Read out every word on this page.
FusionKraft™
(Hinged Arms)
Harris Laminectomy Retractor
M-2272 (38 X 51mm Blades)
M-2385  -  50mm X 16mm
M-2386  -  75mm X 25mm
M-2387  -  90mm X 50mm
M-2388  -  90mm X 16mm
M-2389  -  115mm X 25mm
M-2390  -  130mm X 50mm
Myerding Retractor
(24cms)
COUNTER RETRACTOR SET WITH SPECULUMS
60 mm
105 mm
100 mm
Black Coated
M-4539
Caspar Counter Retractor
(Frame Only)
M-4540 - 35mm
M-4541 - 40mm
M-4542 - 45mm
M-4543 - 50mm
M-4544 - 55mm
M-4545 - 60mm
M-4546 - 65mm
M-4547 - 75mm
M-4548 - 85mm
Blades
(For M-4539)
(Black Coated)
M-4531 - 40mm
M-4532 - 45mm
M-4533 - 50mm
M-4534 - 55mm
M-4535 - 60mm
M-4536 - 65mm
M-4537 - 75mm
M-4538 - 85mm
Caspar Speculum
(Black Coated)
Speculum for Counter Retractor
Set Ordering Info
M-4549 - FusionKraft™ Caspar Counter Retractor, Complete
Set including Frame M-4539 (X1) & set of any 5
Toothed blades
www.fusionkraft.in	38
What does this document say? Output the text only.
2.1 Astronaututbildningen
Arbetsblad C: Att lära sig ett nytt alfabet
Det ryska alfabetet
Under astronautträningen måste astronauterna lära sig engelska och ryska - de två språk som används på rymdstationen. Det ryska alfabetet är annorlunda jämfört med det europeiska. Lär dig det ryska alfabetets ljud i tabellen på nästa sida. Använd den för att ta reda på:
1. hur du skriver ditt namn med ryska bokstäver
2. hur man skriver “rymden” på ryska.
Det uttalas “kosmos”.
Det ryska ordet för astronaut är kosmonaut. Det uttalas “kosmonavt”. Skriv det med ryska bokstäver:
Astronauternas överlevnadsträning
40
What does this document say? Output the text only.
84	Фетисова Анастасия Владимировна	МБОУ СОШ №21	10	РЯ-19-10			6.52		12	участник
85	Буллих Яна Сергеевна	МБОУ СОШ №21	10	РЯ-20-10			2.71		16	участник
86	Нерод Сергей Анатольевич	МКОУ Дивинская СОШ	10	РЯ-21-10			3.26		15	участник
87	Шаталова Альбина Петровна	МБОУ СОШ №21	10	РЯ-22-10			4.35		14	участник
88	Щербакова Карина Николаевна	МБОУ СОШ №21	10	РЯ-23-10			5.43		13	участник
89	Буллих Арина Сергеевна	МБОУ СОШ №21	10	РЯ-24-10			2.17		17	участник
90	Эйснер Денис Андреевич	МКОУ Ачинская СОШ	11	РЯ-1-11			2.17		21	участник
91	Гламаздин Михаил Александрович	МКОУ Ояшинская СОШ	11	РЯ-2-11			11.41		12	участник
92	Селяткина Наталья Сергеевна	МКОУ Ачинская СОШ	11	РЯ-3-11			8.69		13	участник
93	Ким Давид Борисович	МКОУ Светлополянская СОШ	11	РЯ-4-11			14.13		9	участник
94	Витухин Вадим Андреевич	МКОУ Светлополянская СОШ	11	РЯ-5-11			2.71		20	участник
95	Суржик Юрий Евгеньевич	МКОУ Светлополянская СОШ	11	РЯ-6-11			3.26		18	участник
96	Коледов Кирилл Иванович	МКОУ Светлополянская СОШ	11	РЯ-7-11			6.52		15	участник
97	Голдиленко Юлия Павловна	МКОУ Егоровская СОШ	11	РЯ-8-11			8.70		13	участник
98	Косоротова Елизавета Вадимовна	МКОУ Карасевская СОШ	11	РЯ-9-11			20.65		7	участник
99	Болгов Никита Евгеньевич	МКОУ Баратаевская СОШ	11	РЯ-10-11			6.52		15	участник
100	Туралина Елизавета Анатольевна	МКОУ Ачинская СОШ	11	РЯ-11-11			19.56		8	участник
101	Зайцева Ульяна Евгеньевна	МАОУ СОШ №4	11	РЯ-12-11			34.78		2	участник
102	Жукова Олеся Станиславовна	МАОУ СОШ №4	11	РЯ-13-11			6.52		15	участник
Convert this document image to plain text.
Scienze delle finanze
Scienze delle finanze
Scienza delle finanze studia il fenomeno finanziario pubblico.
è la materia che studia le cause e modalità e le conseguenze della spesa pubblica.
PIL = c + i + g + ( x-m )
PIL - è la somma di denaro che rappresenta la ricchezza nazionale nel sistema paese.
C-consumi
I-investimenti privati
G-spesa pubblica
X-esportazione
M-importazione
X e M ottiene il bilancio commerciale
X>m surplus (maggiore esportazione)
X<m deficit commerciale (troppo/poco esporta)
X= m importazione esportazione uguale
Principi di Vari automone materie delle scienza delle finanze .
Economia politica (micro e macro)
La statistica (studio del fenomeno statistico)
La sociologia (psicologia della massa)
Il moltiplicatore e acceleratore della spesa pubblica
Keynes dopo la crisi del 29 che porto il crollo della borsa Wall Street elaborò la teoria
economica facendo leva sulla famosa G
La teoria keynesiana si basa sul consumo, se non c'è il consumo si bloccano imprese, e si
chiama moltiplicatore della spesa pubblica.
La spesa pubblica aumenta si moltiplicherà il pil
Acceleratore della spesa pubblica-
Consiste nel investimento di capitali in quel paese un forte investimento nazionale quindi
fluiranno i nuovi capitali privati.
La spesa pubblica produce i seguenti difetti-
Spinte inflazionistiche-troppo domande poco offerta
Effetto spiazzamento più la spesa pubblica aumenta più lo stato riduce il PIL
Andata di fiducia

== == ==

→ Exercise directions
Copy out the whole listing exactly.

→ Answer in full
Read out every word on this page.
FusionKraft™
(Hinged Arms)
Harris Laminectomy Retractor
M-2272 (38 X 51mm Blades)
M-2385  -  50mm X 16mm
M-2386  -  75mm X 25mm
M-2387  -  90mm X 50mm
M-2388  -  90mm X 16mm
M-2389  -  115mm X 25mm
M-2390  -  130mm X 50mm
Myerding Retractor
(24cms)
COUNTER RETRACTOR SET WITH SPECULUMS
60 mm
105 mm
100 mm
Black Coated
M-4539
Caspar Counter Retractor
(Frame Only)
M-4540 - 35mm
M-4541 - 40mm
M-4542 - 45mm
M-4543 - 50mm
M-4544 - 55mm
M-4545 - 60mm
M-4546 - 65mm
M-4547 - 75mm
M-4548 - 85mm
Blades
(For M-4539)
(Black Coated)
M-4531 - 40mm
M-4532 - 45mm
M-4533 - 50mm
M-4534 - 55mm
M-4535 - 60mm
M-4536 - 65mm
M-4537 - 75mm
M-4538 - 85mm
Caspar Speculum
(Black Coated)
Speculum for Counter Retractor
Set Ordering Info
M-4549 - FusionKraft™ Caspar Counter Retractor, Complete
Set including Frame M-4539 (X1) & set of any 5
Toothed blades
www.fusionkraft.in	38
What does this document say? Output the text only.
2.1 Astronaututbildningen
Arbetsblad C: Att lära sig ett nytt alfabet
Det ryska alfabetet
Under astronautträningen måste astronauterna lära sig engelska och ryska - de två språk som används på rymdstationen. Det ryska alfabetet är annorlunda jämfört med det europeiska. Lär dig det ryska alfabetets ljud i tabellen på nästa sida. Använd den för att ta reda på:
1. hur du skriver ditt namn med ryska bokstäver
2. hur man skriver “rymden” på ryska.
Det uttalas “kosmos”.
Det ryska ordet för astronaut är kosmonaut. Det uttalas “kosmonavt”. Skriv det med ryska bokstäver:
Astronauternas överlevnadsträning
40
What does this document say? Output the text only.
84	Фетисова Анастасия Владимировна	МБОУ СОШ №21	10	РЯ-19-10			6.52		12	участник
85	Буллих Яна Сергеевна	МБОУ СОШ №21	10	РЯ-20-10			2.71		16	участник
86	Нерод Сергей Анатольевич	МКОУ Дивинская СОШ	10	РЯ-21-10			3.26		15	участник
87	Шаталова Альбина Петровна	МБОУ СОШ №21	10	РЯ-22-10			4.35		14	участник
88	Щербакова Карина Николаевна	МБОУ СОШ №21	10	РЯ-23-10			5.43		13	участник
89	Буллих Арина Сергеевна	МБОУ СОШ №21	10	РЯ-24-10			2.17		17	участник
90	Эйснер Денис Андреевич	МКОУ Ачинская СОШ	11	РЯ-1-11			2.17		21	участник
91	Гламаздин Михаил Александрович	МКОУ Ояшинская СОШ	11	РЯ-2-11			11.41		12	участник
92	Селяткина Наталья Сергеевна	МКОУ Ачинская СОШ	11	РЯ-3-11			8.69		13	участник
93	Ким Давид Борисович	МКОУ Светлополянская СОШ	11	РЯ-4-11			14.13		9	участник
94	Витухин Вадим Андреевич	МКОУ Светлополянская СОШ	11	РЯ-5-11			2.71		20	участник
95	Суржик Юрий Евгеньевич	МКОУ Светлополянская СОШ	11	РЯ-6-11			3.26		18	участник
96	Коледов Кирилл Иванович	МКОУ Светлополянская СОШ	11	РЯ-7-11			6.52		15	участник
97	Голдиленко Юлия Павловна	МКОУ Егоровская СОШ	11	РЯ-8-11			8.70		13	участник
98	Косоротова Елизавета Вадимовна	МКОУ Карасевская СОШ	11	РЯ-9-11			20.65		7	участник
99	Болгов Никита Евгеньевич	МКОУ Баратаевская СОШ	11	РЯ-10-11			6.52		15	участник
100	Туралина Елизавета Анатольевна	МКОУ Ачинская СОШ	11	РЯ-11-11			19.56		8	участник
101	Зайцева Ульяна Евгеньевна	МАОУ СОШ №4	11	РЯ-12-11			34.78		2	участник
102	Жукова Олеся Станиславовна	МАОУ СОШ №4	11	РЯ-13-11			6.52		15	участник
Convert this document image to plain text.
Scienze delle finanze
Scienze delle finanze
Scienza delle finanze studia il fenomeno finanziario pubblico.
è la materia che studia le cause e modalità e le conseguenze della spesa pubblica.
PIL = c + i + g + ( x-m )
PIL - è la somma di denaro che rappresenta la ricchezza nazionale nel sistema paese.
C-consumi
I-investimenti privati
G-spesa pubblica
X-esportazione
M-importazione
X e M ottiene il bilancio commerciale
X>m surplus (maggiore esportazione)
X<m deficit commerciale (troppo/poco esporta)
X= m importazione esportazione uguale
Principi di Vari automone materie delle scienza delle finanze .
Economia politica (micro e macro)
La statistica (studio del fenomeno statistico)
La sociologia (psicologia della massa)
Il moltiplicatore e acceleratore della spesa pubblica
Keynes dopo la crisi del 29 che porto il crollo della borsa Wall Street elaborò la teoria
economica facendo leva sulla famosa G
La teoria keynesiana si basa sul consumo, se non c'è il consumo si bloccano imprese, e si
chiama moltiplicatore della spesa pubblica.
La spesa pubblica aumenta si moltiplicherà il pil
Acceleratore della spesa pubblica-
Consiste nel investimento di capitali in quel paese un forte investimento nazionale quindi
fluiranno i nuovi capitali privati.
La spesa pubblica produce i seguenti difetti-
Spinte inflazionistiche-troppo domande poco offerta
Effetto spiazzamento più la spesa pubblica aumenta più lo stato riduce il PIL
Andata di fiducia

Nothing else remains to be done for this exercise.